— START Material to process —
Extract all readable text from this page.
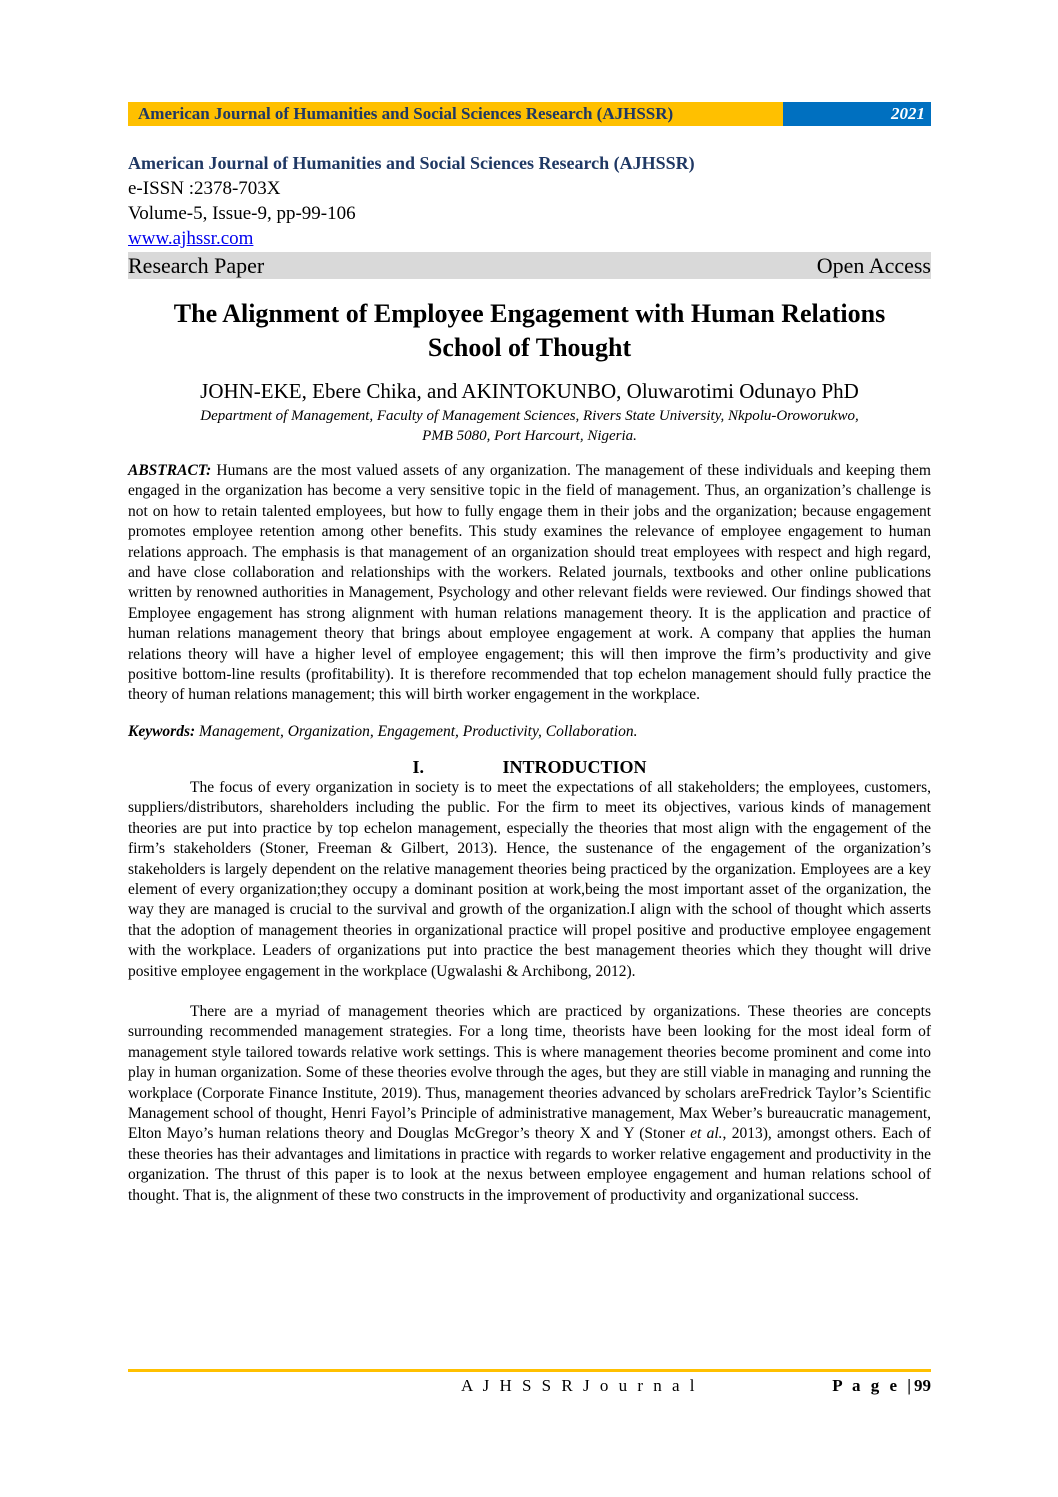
American Journal of Humanities and Social Sciences Research (AJHSSR)	2021
American Journal of Humanities and Social Sciences Research (AJHSSR)
e-ISSN :2378-703X
Volume-5, Issue-9, pp-99-106
www.ajhssr.com
Research Paper	Open Access
The Alignment of Employee Engagement with Human Relations
School of Thought
JOHN-EKE, Ebere Chika, and AKINTOKUNBO, Oluwarotimi Odunayo PhD
Department of Management, Faculty of Management Sciences, Rivers State University, Nkpolu-Oroworukwo,
PMB 5080, Port Harcourt, Nigeria.
ABSTRACT: Humans are the most valued assets of any organization. The management of these individuals and keeping them engaged in the organization has become a very sensitive topic in the field of management. Thus, an organization’s challenge is not on how to retain talented employees, but how to fully engage them in their jobs and the organization; because engagement promotes employee retention among other benefits. This study examines the relevance of employee engagement to human relations approach. The emphasis is that management of an organization should treat employees with respect and high regard, and have close collaboration and relationships with the workers. Related journals, textbooks and other online publications written by renowned authorities in Management, Psychology and other relevant fields were reviewed. Our findings showed that Employee engagement has strong alignment with human relations management theory. It is the application and practice of human relations management theory that brings about employee engagement at work. A company that applies the human relations theory will have a higher level of employee engagement; this will then improve the firm’s productivity and give positive bottom-line results (profitability). It is therefore recommended that top echelon management should fully practice the theory of human relations management; this will birth worker engagement in the workplace.
Keywords: Management, Organization, Engagement, Productivity, Collaboration.
I.	INTRODUCTION
The focus of every organization in society is to meet the expectations of all stakeholders; the employees, customers, suppliers/distributors, shareholders including the public. For the firm to meet its objectives, various kinds of management theories are put into practice by top echelon management, especially the theories that most align with the engagement of the firm’s stakeholders (Stoner, Freeman & Gilbert, 2013). Hence, the sustenance of the engagement of the organization’s stakeholders is largely dependent on the relative management theories being practiced by the organization. Employees are a key element of every organization;they occupy a dominant position at work,being the most important asset of the organization, the way they are managed is crucial to the survival and growth of the organization.I align with the school of thought which asserts that the adoption of management theories in organizational practice will propel positive and productive employee engagement with the workplace. Leaders of organizations put into practice the best management theories which they thought will drive positive employee engagement in the workplace (Ugwalashi & Archibong, 2012).
There are a myriad of management theories which are practiced by organizations. These theories are concepts surrounding recommended management strategies. For a long time, theorists have been looking for the most ideal form of management style tailored towards relative work settings. This is where management theories become prominent and come into play in human organization. Some of these theories evolve through the ages, but they are still viable in managing and running the workplace (Corporate Finance Institute, 2019). Thus, management theories advanced by scholars areFredrick Taylor’s Scientific Management school of thought, Henri Fayol’s Principle of administrative management, Max Weber’s bureaucratic management, Elton Mayo’s human relations theory and Douglas McGregor’s theory X and Y (Stoner et al., 2013), amongst others. Each of these theories has their advantages and limitations in practice with regards to worker relative engagement and productivity in the organization. The thrust of this paper is to look at the nexus between employee engagement and human relations school of thought. That is, the alignment of these two constructs in the improvement of productivity and organizational success.
A J H S S R J o u r n a l	P a g e |99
— END Material to process —
• [What is being asked]:
Count the lines in the entries that hold the word "Research", and give nothing but the total.

• [Result of this exercise]:
3